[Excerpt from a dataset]
— begin —

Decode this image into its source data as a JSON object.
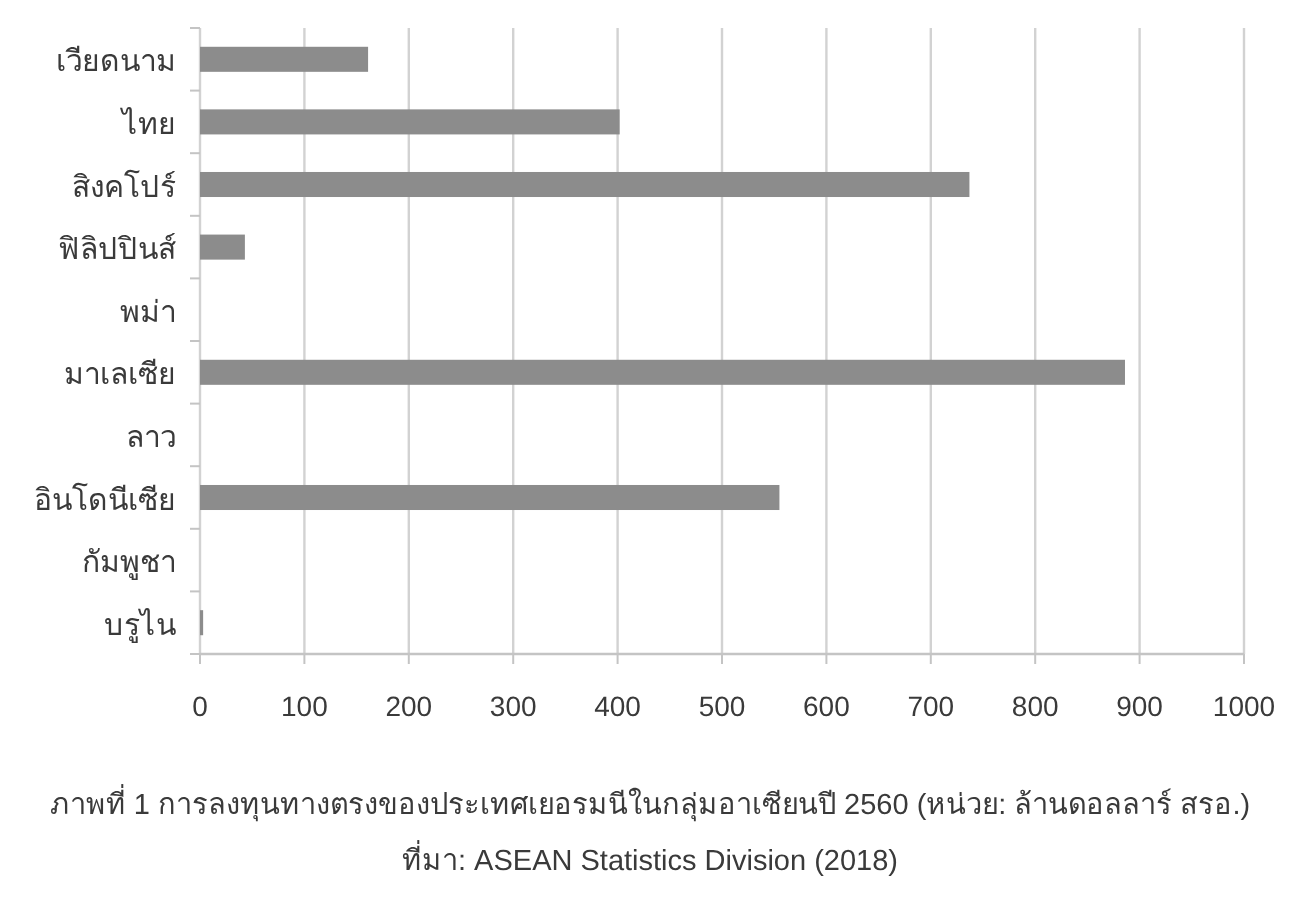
{
  "chart_data": {
    "type": "bar",
    "orientation": "horizontal",
    "categories": [
      "เวียดนาม",
      "ไทย",
      "สิงคโปร์",
      "ฟิลิปปินส์",
      "พม่า",
      "มาเลเซีย",
      "ลาว",
      "อินโดนีเซีย",
      "กัมพูชา",
      "บรูไน"
    ],
    "values": [
      161,
      402,
      737,
      43,
      null,
      886,
      null,
      555,
      null,
      3
    ],
    "color": "#8c8c8c",
    "xlim": [
      0,
      1000
    ],
    "xticks": [
      0,
      100,
      200,
      300,
      400,
      500,
      600,
      700,
      800,
      900,
      1000
    ],
    "grid": "x",
    "title": "ภาพที่ 1 การลงทุนทางตรงของประเทศเยอรมนีในกลุ่มอาเซียนปี 2560 (หน่วย: ล้านดอลลาร์ สรอ.)",
    "annotations": [
      "ที่มา: ASEAN Statistics Division (2018)"
    ]
  }
}
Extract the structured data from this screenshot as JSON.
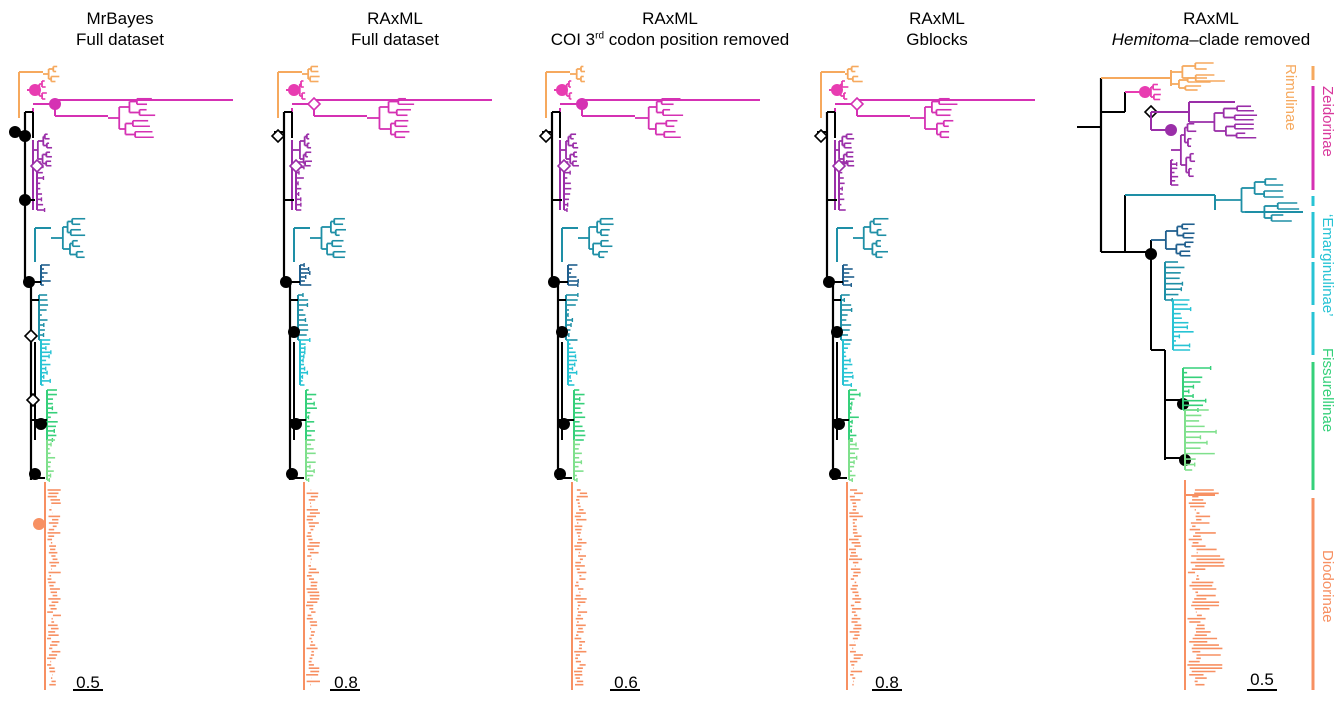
{
  "panels": [
    {
      "title_line1": "MrBayes",
      "title_line2": "Full dataset",
      "scale": "0.5"
    },
    {
      "title_line1": "RAxML",
      "title_line2": "Full dataset",
      "scale": "0.8"
    },
    {
      "title_line1": "RAxML",
      "title_line2_pre": "COI 3",
      "title_line2_sup": "rd",
      "title_line2_post": " codon position removed",
      "scale": "0.6"
    },
    {
      "title_line1": "RAxML",
      "title_line2": "Gblocks",
      "scale": "0.8"
    },
    {
      "title_line1": "RAxML",
      "title_line2_italic": "Hemitoma",
      "title_line2_post": "–clade removed",
      "scale": "0.5"
    }
  ],
  "clades": [
    {
      "name": "Rimulinae",
      "color": "#f6a95e"
    },
    {
      "name": "Zeidorinae",
      "color": "#d8389c"
    },
    {
      "name": "‘Emarginulinae’",
      "color": "#27c3d4"
    },
    {
      "name": "Fissurellinae",
      "color": "#35d07a"
    },
    {
      "name": "Diodorinae",
      "color": "#f79062"
    }
  ],
  "colors": {
    "rimulinae": "#f6a95e",
    "zeidorinae_pink": "#e83cb1",
    "zeidorinae_magenta": "#d531b3",
    "zeidorinae_purple": "#9a2ea8",
    "emarg_teal": "#1e8fa6",
    "emarg_navy": "#1f5f8e",
    "emarg_cyan": "#27c3d4",
    "fissurellinae_green": "#35d07a",
    "fissurellinae_light": "#7fe08c",
    "diodorinae": "#f79062",
    "backbone": "#000000"
  }
}
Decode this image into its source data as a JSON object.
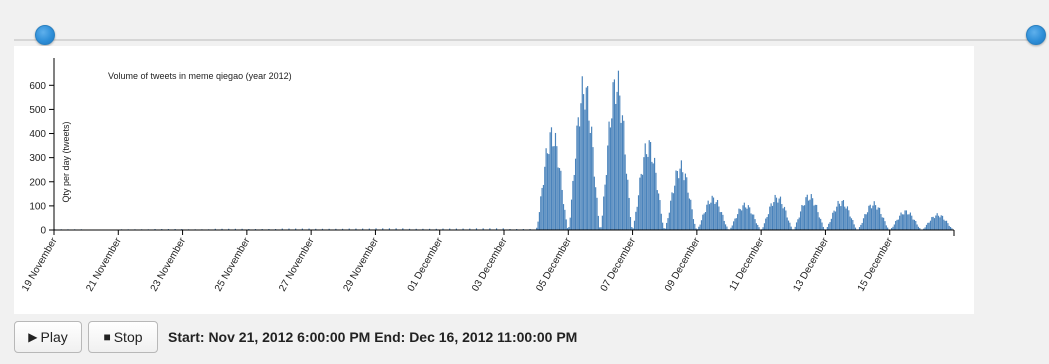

— end —

◆ GOAL:
Reproduce the full listing above verbatim, with no pictures included.

◆ ANSWER TO THE EXERCISE:
Decode this image into its source data as a JSON object.
{
  "chart_data": {
    "type": "bar",
    "orientation": "horizontal",
    "categories": [
      "เวียดนาม",
      "ไทย",
      "สิงคโปร์",
      "ฟิลิปปินส์",
      "พม่า",
      "มาเลเซีย",
      "ลาว",
      "อินโดนีเซีย",
      "กัมพูชา",
      "บรูไน"
    ],
    "values": [
      161,
      402,
      737,
      43,
      null,
      886,
      null,
      555,
      null,
      3
    ],
    "color": "#8c8c8c",
    "xlim": [
      0,
      1000
    ],
    "xticks": [
      0,
      100,
      200,
      300,
      400,
      500,
      600,
      700,
      800,
      900,
      1000
    ],
    "grid": "x",
    "title": "ภาพที่ 1 การลงทุนทางตรงของประเทศเยอรมนีในกลุ่มอาเซียนปี 2560 (หน่วย: ล้านดอลลาร์ สรอ.)",
    "annotations": [
      "ที่มา: ASEAN Statistics Division (2018)"
    ]
  }
}
Extract the structured data from this screenshot as JSON.
{
  "panels": [
    {
      "title_line1": "MrBayes",
      "title_line2": "Full dataset",
      "scale": "0.5"
    },
    {
      "title_line1": "RAxML",
      "title_line2": "Full dataset",
      "scale": "0.8"
    },
    {
      "title_line1": "RAxML",
      "title_line2_pre": "COI 3",
      "title_line2_sup": "rd",
      "title_line2_post": " codon position removed",
      "scale": "0.6"
    },
    {
      "title_line1": "RAxML",
      "title_line2": "Gblocks",
      "scale": "0.8"
    },
    {
      "title_line1": "RAxML",
      "title_line2_italic": "Hemitoma",
      "title_line2_post": "–clade removed",
      "scale": "0.5"
    }
  ],
  "clades": [
    {
      "name": "Rimulinae",
      "color": "#f6a95e"
    },
    {
      "name": "Zeidorinae",
      "color": "#d8389c"
    },
    {
      "name": "‘Emarginulinae’",
      "color": "#27c3d4"
    },
    {
      "name": "Fissurellinae",
      "color": "#35d07a"
    },
    {
      "name": "Diodorinae",
      "color": "#f79062"
    }
  ],
  "colors": {
    "rimulinae": "#f6a95e",
    "zeidorinae_pink": "#e83cb1",
    "zeidorinae_magenta": "#d531b3",
    "zeidorinae_purple": "#9a2ea8",
    "emarg_teal": "#1e8fa6",
    "emarg_navy": "#1f5f8e",
    "emarg_cyan": "#27c3d4",
    "fissurellinae_green": "#35d07a",
    "fissurellinae_light": "#7fe08c",
    "diodorinae": "#f79062",
    "backbone": "#000000"
  }
}
Decode this image into its source data as a JSON object.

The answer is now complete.